Filter the listing below, please, and copy only the lines with the word "treatments".
---------- INFORMATION GIVEN
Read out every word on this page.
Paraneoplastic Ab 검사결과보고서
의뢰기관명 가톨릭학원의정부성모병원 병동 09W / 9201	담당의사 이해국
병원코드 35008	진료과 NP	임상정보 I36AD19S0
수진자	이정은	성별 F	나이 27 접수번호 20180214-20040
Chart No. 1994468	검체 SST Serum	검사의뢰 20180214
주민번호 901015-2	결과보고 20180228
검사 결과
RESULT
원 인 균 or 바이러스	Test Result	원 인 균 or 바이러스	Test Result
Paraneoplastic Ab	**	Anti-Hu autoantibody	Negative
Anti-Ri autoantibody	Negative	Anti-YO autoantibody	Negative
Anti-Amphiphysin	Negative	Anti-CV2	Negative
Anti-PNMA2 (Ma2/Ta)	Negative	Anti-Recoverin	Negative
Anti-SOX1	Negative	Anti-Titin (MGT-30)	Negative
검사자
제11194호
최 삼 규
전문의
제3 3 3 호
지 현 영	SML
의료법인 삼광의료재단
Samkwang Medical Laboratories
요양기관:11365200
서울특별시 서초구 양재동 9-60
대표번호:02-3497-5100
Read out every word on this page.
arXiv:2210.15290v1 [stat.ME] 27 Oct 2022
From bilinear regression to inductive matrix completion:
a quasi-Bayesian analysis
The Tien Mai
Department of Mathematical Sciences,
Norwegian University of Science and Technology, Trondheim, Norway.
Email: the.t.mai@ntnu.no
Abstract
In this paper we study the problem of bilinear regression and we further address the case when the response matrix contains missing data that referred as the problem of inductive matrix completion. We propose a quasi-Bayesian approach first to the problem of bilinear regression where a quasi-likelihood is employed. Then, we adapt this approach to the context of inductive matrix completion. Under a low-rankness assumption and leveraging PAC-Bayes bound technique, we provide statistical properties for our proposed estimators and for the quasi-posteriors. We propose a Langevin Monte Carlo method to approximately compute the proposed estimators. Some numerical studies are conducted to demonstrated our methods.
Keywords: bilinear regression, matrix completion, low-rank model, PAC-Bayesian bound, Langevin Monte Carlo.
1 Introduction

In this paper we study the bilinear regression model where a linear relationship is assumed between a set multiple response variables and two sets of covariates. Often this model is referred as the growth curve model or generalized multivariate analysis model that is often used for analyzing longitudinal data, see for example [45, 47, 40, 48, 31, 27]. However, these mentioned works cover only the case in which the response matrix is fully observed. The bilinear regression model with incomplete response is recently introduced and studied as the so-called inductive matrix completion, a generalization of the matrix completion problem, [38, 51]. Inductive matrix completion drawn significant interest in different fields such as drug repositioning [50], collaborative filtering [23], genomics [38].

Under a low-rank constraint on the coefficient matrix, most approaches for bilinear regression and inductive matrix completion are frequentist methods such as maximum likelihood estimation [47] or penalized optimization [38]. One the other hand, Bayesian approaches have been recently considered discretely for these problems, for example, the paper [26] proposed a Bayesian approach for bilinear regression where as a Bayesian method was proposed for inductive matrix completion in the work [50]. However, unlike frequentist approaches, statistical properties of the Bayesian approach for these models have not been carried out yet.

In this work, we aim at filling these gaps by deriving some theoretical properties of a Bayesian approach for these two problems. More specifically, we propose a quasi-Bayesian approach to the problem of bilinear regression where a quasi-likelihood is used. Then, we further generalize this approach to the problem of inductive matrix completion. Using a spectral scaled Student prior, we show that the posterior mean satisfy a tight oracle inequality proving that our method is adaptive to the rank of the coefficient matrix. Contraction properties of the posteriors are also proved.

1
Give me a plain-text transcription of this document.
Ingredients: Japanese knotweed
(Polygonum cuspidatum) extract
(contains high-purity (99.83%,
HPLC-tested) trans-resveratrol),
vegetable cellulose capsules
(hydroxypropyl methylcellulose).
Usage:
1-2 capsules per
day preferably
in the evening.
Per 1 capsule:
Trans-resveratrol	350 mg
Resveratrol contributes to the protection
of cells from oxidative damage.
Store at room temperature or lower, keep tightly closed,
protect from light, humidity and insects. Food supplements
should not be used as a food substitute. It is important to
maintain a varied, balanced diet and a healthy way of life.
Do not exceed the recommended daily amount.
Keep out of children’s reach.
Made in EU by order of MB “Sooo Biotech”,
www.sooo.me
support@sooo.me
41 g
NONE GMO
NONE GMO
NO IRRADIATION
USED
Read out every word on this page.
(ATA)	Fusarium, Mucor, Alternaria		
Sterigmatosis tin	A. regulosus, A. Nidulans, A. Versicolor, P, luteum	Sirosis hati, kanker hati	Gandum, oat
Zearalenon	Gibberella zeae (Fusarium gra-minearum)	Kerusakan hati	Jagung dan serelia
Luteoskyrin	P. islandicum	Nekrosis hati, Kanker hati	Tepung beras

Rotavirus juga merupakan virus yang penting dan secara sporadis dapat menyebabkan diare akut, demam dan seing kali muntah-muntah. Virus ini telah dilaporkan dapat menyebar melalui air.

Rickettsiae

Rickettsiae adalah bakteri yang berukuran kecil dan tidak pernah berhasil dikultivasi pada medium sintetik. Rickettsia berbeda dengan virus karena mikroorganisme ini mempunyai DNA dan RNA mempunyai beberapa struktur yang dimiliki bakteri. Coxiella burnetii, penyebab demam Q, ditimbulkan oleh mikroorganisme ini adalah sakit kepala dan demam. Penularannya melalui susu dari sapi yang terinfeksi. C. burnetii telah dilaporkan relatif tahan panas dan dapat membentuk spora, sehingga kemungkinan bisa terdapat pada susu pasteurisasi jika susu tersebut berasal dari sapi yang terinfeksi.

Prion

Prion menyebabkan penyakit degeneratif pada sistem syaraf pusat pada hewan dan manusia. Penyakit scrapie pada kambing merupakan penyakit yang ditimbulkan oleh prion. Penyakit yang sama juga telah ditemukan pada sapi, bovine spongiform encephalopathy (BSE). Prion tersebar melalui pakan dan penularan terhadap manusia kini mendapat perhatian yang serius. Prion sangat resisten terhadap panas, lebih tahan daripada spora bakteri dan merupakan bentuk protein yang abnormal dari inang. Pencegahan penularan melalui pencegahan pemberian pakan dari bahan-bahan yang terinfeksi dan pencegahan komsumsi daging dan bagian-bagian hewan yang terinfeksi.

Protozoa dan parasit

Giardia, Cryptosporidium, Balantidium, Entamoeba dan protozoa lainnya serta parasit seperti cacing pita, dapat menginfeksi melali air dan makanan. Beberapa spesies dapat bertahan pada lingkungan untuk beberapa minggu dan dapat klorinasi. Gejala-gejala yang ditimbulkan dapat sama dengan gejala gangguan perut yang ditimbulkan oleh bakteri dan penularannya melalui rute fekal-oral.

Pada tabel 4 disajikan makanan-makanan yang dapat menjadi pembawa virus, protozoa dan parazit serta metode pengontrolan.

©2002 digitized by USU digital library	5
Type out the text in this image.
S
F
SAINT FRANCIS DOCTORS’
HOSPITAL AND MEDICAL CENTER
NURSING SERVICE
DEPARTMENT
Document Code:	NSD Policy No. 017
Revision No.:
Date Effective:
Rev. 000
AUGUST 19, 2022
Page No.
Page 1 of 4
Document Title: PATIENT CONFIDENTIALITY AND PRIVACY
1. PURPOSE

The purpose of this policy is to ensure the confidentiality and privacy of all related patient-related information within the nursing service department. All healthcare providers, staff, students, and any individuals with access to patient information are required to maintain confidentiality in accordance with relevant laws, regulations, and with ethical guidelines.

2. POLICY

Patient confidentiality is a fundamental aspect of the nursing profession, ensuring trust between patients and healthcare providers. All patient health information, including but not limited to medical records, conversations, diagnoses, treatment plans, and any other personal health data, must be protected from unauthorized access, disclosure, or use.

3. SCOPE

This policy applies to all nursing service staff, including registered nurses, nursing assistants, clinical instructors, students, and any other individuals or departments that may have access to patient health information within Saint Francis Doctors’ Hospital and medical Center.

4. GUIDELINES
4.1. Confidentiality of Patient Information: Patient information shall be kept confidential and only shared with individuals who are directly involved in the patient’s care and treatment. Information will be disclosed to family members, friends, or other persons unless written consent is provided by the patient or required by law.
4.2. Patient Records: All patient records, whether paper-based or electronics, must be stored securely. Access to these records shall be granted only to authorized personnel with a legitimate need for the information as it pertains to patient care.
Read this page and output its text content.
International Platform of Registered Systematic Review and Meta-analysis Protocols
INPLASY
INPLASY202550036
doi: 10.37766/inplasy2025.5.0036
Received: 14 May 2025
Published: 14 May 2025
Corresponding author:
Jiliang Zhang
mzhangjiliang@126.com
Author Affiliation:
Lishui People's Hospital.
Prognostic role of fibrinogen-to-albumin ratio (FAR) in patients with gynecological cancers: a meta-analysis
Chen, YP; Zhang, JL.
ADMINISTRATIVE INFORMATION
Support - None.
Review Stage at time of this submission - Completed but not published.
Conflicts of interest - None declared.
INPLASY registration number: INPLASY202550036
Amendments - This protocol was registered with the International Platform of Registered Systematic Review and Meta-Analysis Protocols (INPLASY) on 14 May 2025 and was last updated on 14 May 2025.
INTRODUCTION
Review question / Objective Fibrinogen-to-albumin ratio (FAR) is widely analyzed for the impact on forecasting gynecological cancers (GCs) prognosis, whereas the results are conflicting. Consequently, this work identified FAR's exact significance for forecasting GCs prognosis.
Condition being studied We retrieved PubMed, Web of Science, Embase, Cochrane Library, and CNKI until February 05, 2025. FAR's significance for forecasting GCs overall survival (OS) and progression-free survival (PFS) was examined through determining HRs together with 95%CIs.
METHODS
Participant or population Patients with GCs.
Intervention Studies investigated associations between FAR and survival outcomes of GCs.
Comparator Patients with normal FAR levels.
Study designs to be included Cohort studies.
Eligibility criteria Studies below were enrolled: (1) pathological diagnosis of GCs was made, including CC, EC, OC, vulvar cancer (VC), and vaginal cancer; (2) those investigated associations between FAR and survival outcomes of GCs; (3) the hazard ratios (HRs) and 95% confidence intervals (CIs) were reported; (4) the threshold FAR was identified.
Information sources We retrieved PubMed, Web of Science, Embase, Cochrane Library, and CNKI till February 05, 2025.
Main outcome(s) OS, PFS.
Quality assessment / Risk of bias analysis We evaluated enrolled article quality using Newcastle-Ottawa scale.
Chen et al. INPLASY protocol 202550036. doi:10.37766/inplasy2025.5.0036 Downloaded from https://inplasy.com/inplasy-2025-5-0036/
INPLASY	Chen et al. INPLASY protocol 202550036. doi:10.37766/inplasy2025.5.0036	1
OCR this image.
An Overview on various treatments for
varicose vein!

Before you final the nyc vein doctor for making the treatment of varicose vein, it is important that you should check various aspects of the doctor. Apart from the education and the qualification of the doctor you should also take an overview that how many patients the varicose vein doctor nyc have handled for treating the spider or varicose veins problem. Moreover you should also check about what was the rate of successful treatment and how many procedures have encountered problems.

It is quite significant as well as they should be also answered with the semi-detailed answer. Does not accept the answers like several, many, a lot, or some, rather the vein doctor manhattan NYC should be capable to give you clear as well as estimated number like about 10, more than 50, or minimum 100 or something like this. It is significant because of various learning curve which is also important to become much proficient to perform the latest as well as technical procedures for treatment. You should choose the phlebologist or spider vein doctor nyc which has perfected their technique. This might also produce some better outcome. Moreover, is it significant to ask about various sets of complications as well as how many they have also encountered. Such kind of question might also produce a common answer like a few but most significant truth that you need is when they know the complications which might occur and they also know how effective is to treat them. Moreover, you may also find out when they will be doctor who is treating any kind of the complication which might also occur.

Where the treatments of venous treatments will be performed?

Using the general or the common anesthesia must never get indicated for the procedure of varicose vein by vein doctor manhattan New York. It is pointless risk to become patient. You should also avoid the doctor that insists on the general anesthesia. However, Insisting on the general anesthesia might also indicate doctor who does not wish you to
--------------------
- **EXERCISE OUTPUT**
An Overview on various treatments for
Where the treatments of venous treatments will be performed?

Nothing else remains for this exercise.